## Exercise aim:
The records are to be restated in their entirety, word for word.
------------------------------------------------------------
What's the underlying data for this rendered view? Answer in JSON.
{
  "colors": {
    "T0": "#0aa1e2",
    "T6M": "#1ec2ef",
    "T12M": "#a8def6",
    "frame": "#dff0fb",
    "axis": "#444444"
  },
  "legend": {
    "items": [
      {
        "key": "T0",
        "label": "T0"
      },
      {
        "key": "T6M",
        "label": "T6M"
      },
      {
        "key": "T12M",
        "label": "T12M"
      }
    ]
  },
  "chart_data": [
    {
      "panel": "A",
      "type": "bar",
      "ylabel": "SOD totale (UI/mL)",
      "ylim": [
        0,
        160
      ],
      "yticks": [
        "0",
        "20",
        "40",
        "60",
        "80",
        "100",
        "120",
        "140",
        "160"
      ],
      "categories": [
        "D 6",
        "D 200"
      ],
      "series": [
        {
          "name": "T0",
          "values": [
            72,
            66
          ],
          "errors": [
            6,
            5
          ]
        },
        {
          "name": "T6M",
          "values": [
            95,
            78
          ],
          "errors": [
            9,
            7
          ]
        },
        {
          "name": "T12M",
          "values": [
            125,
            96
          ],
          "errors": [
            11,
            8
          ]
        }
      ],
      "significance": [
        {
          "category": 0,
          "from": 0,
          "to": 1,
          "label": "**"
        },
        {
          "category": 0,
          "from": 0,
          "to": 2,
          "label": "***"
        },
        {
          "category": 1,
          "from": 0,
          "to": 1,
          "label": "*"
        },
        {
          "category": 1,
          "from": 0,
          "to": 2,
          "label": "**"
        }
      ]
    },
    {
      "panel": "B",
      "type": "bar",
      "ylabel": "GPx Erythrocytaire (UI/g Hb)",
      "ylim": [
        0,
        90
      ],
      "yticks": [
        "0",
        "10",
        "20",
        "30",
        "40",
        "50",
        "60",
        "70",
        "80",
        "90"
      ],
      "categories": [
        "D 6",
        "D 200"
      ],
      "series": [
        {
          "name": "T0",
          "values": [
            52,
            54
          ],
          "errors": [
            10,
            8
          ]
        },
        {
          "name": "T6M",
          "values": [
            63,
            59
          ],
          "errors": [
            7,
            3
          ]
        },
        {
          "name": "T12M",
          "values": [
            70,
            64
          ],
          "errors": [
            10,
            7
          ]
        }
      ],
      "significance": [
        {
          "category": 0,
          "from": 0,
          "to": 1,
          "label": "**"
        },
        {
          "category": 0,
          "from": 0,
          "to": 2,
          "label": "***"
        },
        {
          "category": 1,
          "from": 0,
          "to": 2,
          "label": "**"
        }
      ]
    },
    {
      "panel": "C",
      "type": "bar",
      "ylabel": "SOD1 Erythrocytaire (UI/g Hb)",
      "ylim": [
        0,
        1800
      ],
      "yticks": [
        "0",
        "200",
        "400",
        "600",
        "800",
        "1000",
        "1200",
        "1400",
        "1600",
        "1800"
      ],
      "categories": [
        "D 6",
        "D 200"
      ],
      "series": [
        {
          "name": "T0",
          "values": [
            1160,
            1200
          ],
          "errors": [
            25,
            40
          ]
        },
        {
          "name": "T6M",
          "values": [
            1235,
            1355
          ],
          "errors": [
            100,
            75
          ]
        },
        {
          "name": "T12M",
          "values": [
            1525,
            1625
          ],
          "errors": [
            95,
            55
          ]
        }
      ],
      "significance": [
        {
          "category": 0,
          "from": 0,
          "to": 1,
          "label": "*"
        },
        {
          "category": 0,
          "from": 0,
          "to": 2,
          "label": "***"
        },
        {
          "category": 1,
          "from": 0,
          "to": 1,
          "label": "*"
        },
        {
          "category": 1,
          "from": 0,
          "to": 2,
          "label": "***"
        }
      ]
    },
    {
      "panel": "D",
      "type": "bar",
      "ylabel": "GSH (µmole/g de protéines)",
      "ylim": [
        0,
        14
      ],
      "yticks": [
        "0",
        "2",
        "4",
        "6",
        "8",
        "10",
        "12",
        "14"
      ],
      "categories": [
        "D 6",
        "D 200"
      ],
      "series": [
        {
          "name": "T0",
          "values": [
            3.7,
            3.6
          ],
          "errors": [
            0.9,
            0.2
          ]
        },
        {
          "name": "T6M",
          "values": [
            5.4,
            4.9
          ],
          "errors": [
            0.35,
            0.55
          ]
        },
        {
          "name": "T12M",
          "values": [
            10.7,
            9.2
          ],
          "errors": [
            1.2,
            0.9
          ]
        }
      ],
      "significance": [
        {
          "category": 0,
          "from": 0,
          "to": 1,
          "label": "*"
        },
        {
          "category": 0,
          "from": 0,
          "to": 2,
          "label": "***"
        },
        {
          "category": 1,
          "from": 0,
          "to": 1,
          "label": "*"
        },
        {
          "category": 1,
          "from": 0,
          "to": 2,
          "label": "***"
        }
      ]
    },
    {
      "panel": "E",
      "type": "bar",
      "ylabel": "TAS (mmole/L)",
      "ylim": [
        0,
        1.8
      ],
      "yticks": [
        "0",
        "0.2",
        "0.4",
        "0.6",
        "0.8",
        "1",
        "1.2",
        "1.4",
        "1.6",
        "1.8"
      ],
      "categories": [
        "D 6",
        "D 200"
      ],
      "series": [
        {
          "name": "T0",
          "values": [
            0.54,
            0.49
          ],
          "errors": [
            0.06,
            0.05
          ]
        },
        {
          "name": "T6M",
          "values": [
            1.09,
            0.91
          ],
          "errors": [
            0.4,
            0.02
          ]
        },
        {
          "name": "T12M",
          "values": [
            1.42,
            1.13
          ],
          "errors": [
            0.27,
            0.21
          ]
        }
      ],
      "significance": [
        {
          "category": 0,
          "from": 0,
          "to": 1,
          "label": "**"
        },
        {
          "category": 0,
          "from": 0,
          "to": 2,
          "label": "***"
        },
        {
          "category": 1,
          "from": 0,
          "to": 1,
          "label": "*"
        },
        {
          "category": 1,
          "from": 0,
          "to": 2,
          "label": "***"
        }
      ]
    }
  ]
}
------------------------------------------------------------
## Result:
What's the underlying data for this rendered view? Answer in JSON.
{
  "colors": {
    "T0": "#0aa1e2",
    "T6M": "#1ec2ef",
    "T12M": "#a8def6",
    "frame": "#dff0fb",
    "axis": "#444444"
  },
  "legend": {
    "items": [
      {
        "key": "T0",
        "label": "T0"
      },
      {
        "key": "T6M",
        "label": "T6M"
      },
      {
        "key": "T12M",
        "label": "T12M"
      }
    ]
  },
  "chart_data": [
    {
      "panel": "A",
      "type": "bar",
      "ylabel": "SOD totale (UI/mL)",
      "ylim": [
        0,
        160
      ],
      "yticks": [
        "0",
        "20",
        "40",
        "60",
        "80",
        "100",
        "120",
        "140",
        "160"
      ],
      "categories": [
        "D 6",
        "D 200"
      ],
      "series": [
        {
          "name": "T0",
          "values": [
            72,
            66
          ],
          "errors": [
            6,
            5
          ]
        },
        {
          "name": "T6M",
          "values": [
            95,
            78
          ],
          "errors": [
            9,
            7
          ]
        },
        {
          "name": "T12M",
          "values": [
            125,
            96
          ],
          "errors": [
            11,
            8
          ]
        }
      ],
      "significance": [
        {
          "category": 0,
          "from": 0,
          "to": 1,
          "label": "**"
        },
        {
          "category": 0,
          "from": 0,
          "to": 2,
          "label": "***"
        },
        {
          "category": 1,
          "from": 0,
          "to": 1,
          "label": "*"
        },
        {
          "category": 1,
          "from": 0,
          "to": 2,
          "label": "**"
        }
      ]
    },
    {
      "panel": "B",
      "type": "bar",
      "ylabel": "GPx Erythrocytaire (UI/g Hb)",
      "ylim": [
        0,
        90
      ],
      "yticks": [
        "0",
        "10",
        "20",
        "30",
        "40",
        "50",
        "60",
        "70",
        "80",
        "90"
      ],
      "categories": [
        "D 6",
        "D 200"
      ],
      "series": [
        {
          "name": "T0",
          "values": [
            52,
            54
          ],
          "errors": [
            10,
            8
          ]
        },
        {
          "name": "T6M",
          "values": [
            63,
            59
          ],
          "errors": [
            7,
            3
          ]
        },
        {
          "name": "T12M",
          "values": [
            70,
            64
          ],
          "errors": [
            10,
            7
          ]
        }
      ],
      "significance": [
        {
          "category": 0,
          "from": 0,
          "to": 1,
          "label": "**"
        },
        {
          "category": 0,
          "from": 0,
          "to": 2,
          "label": "***"
        },
        {
          "category": 1,
          "from": 0,
          "to": 2,
          "label": "**"
        }
      ]
    },
    {
      "panel": "C",
      "type": "bar",
      "ylabel": "SOD1 Erythrocytaire (UI/g Hb)",
      "ylim": [
        0,
        1800
      ],
      "yticks": [
        "0",
        "200",
        "400",
        "600",
        "800",
        "1000",
        "1200",
        "1400",
        "1600",
        "1800"
      ],
      "categories": [
        "D 6",
        "D 200"
      ],
      "series": [
        {
          "name": "T0",
          "values": [
            1160,
            1200
          ],
          "errors": [
            25,
            40
          ]
        },
        {
          "name": "T6M",
          "values": [
            1235,
            1355
          ],
          "errors": [
            100,
            75
          ]
        },
        {
          "name": "T12M",
          "values": [
            1525,
            1625
          ],
          "errors": [
            95,
            55
          ]
        }
      ],
      "significance": [
        {
          "category": 0,
          "from": 0,
          "to": 1,
          "label": "*"
        },
        {
          "category": 0,
          "from": 0,
          "to": 2,
          "label": "***"
        },
        {
          "category": 1,
          "from": 0,
          "to": 1,
          "label": "*"
        },
        {
          "category": 1,
          "from": 0,
          "to": 2,
          "label": "***"
        }
      ]
    },
    {
      "panel": "D",
      "type": "bar",
      "ylabel": "GSH (µmole/g de protéines)",
      "ylim": [
        0,
        14
      ],
      "yticks": [
        "0",
        "2",
        "4",
        "6",
        "8",
        "10",
        "12",
        "14"
      ],
      "categories": [
        "D 6",
        "D 200"
      ],
      "series": [
        {
          "name": "T0",
          "values": [
            3.7,
            3.6
          ],
          "errors": [
            0.9,
            0.2
          ]
        },
        {
          "name": "T6M",
          "values": [
            5.4,
            4.9
          ],
          "errors": [
            0.35,
            0.55
          ]
        },
        {
          "name": "T12M",
          "values": [
            10.7,
            9.2
          ],
          "errors": [
            1.2,
            0.9
          ]
        }
      ],
      "significance": [
        {
          "category": 0,
          "from": 0,
          "to": 1,
          "label": "*"
        },
        {
          "category": 0,
          "from": 0,
          "to": 2,
          "label": "***"
        },
        {
          "category": 1,
          "from": 0,
          "to": 1,
          "label": "*"
        },
        {
          "category": 1,
          "from": 0,
          "to": 2,
          "label": "***"
        }
      ]
    },
    {
      "panel": "E",
      "type": "bar",
      "ylabel": "TAS (mmole/L)",
      "ylim": [
        0,
        1.8
      ],
      "yticks": [
        "0",
        "0.2",
        "0.4",
        "0.6",
        "0.8",
        "1",
        "1.2",
        "1.4",
        "1.6",
        "1.8"
      ],
      "categories": [
        "D 6",
        "D 200"
      ],
      "series": [
        {
          "name": "T0",
          "values": [
            0.54,
            0.49
          ],
          "errors": [
            0.06,
            0.05
          ]
        },
        {
          "name": "T6M",
          "values": [
            1.09,
            0.91
          ],
          "errors": [
            0.4,
            0.02
          ]
        },
        {
          "name": "T12M",
          "values": [
            1.42,
            1.13
          ],
          "errors": [
            0.27,
            0.21
          ]
        }
      ],
      "significance": [
        {
          "category": 0,
          "from": 0,
          "to": 1,
          "label": "**"
        },
        {
          "category": 0,
          "from": 0,
          "to": 2,
          "label": "***"
        },
        {
          "category": 1,
          "from": 0,
          "to": 1,
          "label": "*"
        },
        {
          "category": 1,
          "from": 0,
          "to": 2,
          "label": "***"
        }
      ]
    }
  ]
}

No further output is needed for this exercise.